- To be done
With the pictures omitted, write out the entries that follow exactly as they stand.

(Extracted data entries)
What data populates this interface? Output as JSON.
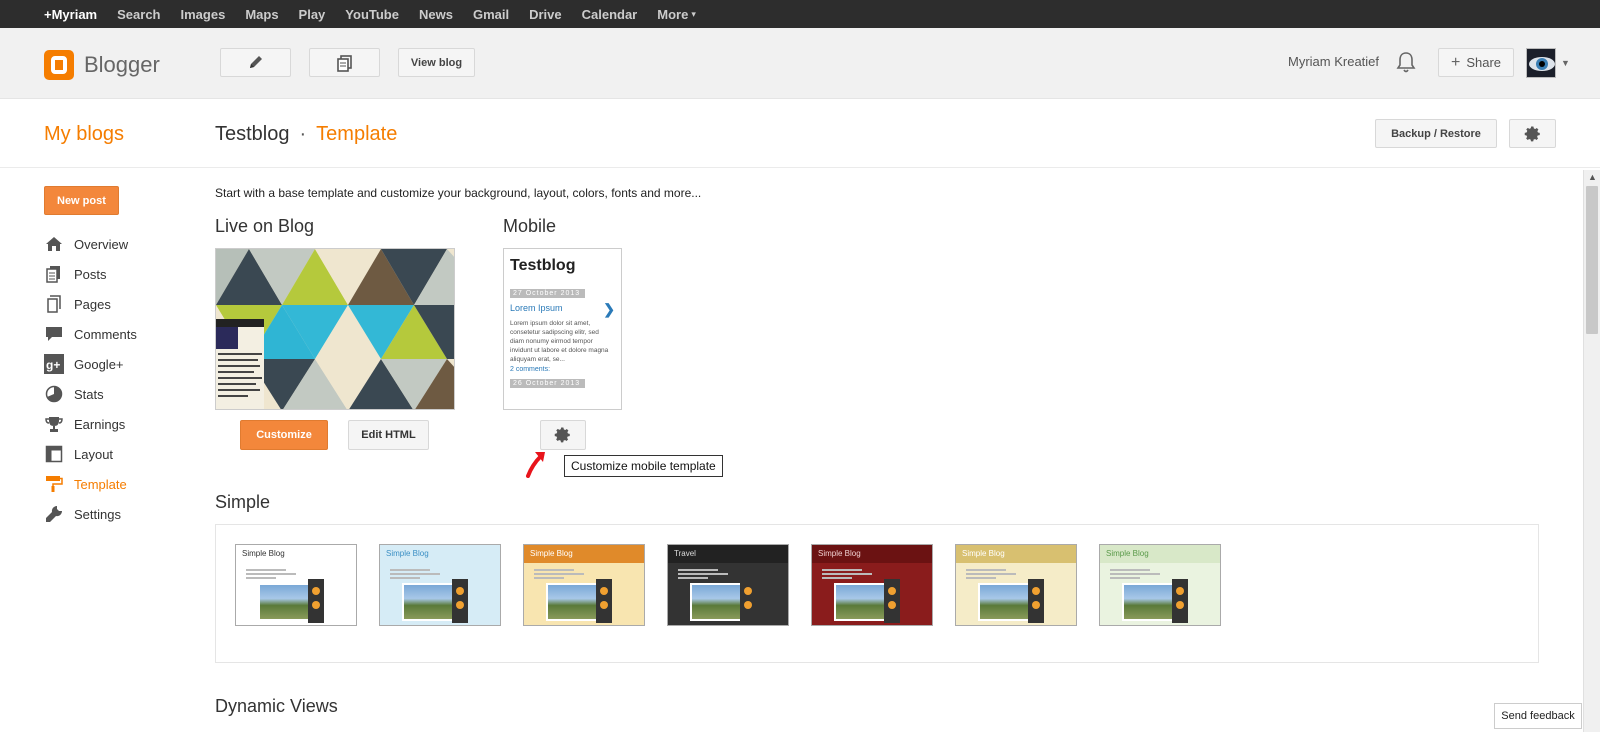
{
  "gbar": {
    "items": [
      "+Myriam",
      "Search",
      "Images",
      "Maps",
      "Play",
      "YouTube",
      "News",
      "Gmail",
      "Drive",
      "Calendar",
      "More"
    ]
  },
  "header": {
    "logo_text": "Blogger",
    "view_blog": "View blog",
    "user_name": "Myriam Kreatief",
    "share": "Share",
    "accent": "#f57d00"
  },
  "titlebar": {
    "my_blogs": "My blogs",
    "blog_name": "Testblog",
    "separator": "·",
    "page": "Template",
    "backup_restore": "Backup / Restore"
  },
  "sidebar": {
    "new_post": "New post",
    "items": [
      {
        "label": "Overview",
        "icon": "home-icon"
      },
      {
        "label": "Posts",
        "icon": "posts-icon"
      },
      {
        "label": "Pages",
        "icon": "pages-icon"
      },
      {
        "label": "Comments",
        "icon": "comment-icon"
      },
      {
        "label": "Google+",
        "icon": "google-plus-icon"
      },
      {
        "label": "Stats",
        "icon": "pie-chart-icon"
      },
      {
        "label": "Earnings",
        "icon": "trophy-icon"
      },
      {
        "label": "Layout",
        "icon": "layout-icon"
      },
      {
        "label": "Template",
        "icon": "paint-roller-icon",
        "active": true
      },
      {
        "label": "Settings",
        "icon": "wrench-icon"
      }
    ]
  },
  "main": {
    "intro": "Start with a base template and customize your background, layout, colors, fonts and more...",
    "live_title": "Live on Blog",
    "mobile_title": "Mobile",
    "mobile_preview": {
      "blog_title": "Testblog",
      "date1": "27 October 2013",
      "post_link": "Lorem Ipsum",
      "body": "Lorem ipsum dolor sit amet, consetetur sadipscing elitr, sed diam nonumy eirmod tempor invidunt ut labore et dolore magna aliquyam erat, se...",
      "comments": "2 comments:",
      "date2": "26 October 2013"
    },
    "customize": "Customize",
    "edit_html": "Edit HTML",
    "tooltip": "Customize mobile template",
    "simple_title": "Simple",
    "simple_thumbs": [
      {
        "title": "Simple Blog",
        "bg": "#ffffff",
        "hdr": "#ffffff",
        "text": "#333333"
      },
      {
        "title": "Simple Blog",
        "bg": "#d6ecf6",
        "hdr": "#d6ecf6",
        "text": "#3b8fc4"
      },
      {
        "title": "Simple Blog",
        "bg": "#f8e5b0",
        "hdr": "#e08a2a",
        "text": "#ffffff"
      },
      {
        "title": "Travel",
        "bg": "#333333",
        "hdr": "#222222",
        "text": "#dddddd"
      },
      {
        "title": "Simple Blog",
        "bg": "#8a1c1c",
        "hdr": "#6b1212",
        "text": "#f0d0d0"
      },
      {
        "title": "Simple Blog",
        "bg": "#f5ecc8",
        "hdr": "#d8c070",
        "text": "#ffffff"
      },
      {
        "title": "Simple Blog",
        "bg": "#eaf3e0",
        "hdr": "#d8e8c8",
        "text": "#5a9a4a"
      }
    ],
    "dynamic_title": "Dynamic Views"
  },
  "feedback": "Send feedback"
}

- Solution for this task
What data populates this interface? Output as JSON.
{
  "gbar": {
    "items": [
      "+Myriam",
      "Search",
      "Images",
      "Maps",
      "Play",
      "YouTube",
      "News",
      "Gmail",
      "Drive",
      "Calendar",
      "More"
    ]
  },
  "header": {
    "logo_text": "Blogger",
    "view_blog": "View blog",
    "user_name": "Myriam Kreatief",
    "share": "Share",
    "accent": "#f57d00"
  },
  "titlebar": {
    "my_blogs": "My blogs",
    "blog_name": "Testblog",
    "separator": "·",
    "page": "Template",
    "backup_restore": "Backup / Restore"
  },
  "sidebar": {
    "new_post": "New post",
    "items": [
      {
        "label": "Overview",
        "icon": "home-icon"
      },
      {
        "label": "Posts",
        "icon": "posts-icon"
      },
      {
        "label": "Pages",
        "icon": "pages-icon"
      },
      {
        "label": "Comments",
        "icon": "comment-icon"
      },
      {
        "label": "Google+",
        "icon": "google-plus-icon"
      },
      {
        "label": "Stats",
        "icon": "pie-chart-icon"
      },
      {
        "label": "Earnings",
        "icon": "trophy-icon"
      },
      {
        "label": "Layout",
        "icon": "layout-icon"
      },
      {
        "label": "Template",
        "icon": "paint-roller-icon",
        "active": true
      },
      {
        "label": "Settings",
        "icon": "wrench-icon"
      }
    ]
  },
  "main": {
    "intro": "Start with a base template and customize your background, layout, colors, fonts and more...",
    "live_title": "Live on Blog",
    "mobile_title": "Mobile",
    "mobile_preview": {
      "blog_title": "Testblog",
      "date1": "27 October 2013",
      "post_link": "Lorem Ipsum",
      "body": "Lorem ipsum dolor sit amet, consetetur sadipscing elitr, sed diam nonumy eirmod tempor invidunt ut labore et dolore magna aliquyam erat, se...",
      "comments": "2 comments:",
      "date2": "26 October 2013"
    },
    "customize": "Customize",
    "edit_html": "Edit HTML",
    "tooltip": "Customize mobile template",
    "simple_title": "Simple",
    "simple_thumbs": [
      {
        "title": "Simple Blog",
        "bg": "#ffffff",
        "hdr": "#ffffff",
        "text": "#333333"
      },
      {
        "title": "Simple Blog",
        "bg": "#d6ecf6",
        "hdr": "#d6ecf6",
        "text": "#3b8fc4"
      },
      {
        "title": "Simple Blog",
        "bg": "#f8e5b0",
        "hdr": "#e08a2a",
        "text": "#ffffff"
      },
      {
        "title": "Travel",
        "bg": "#333333",
        "hdr": "#222222",
        "text": "#dddddd"
      },
      {
        "title": "Simple Blog",
        "bg": "#8a1c1c",
        "hdr": "#6b1212",
        "text": "#f0d0d0"
      },
      {
        "title": "Simple Blog",
        "bg": "#f5ecc8",
        "hdr": "#d8c070",
        "text": "#ffffff"
      },
      {
        "title": "Simple Blog",
        "bg": "#eaf3e0",
        "hdr": "#d8e8c8",
        "text": "#5a9a4a"
      }
    ],
    "dynamic_title": "Dynamic Views"
  },
  "feedback": "Send feedback"
}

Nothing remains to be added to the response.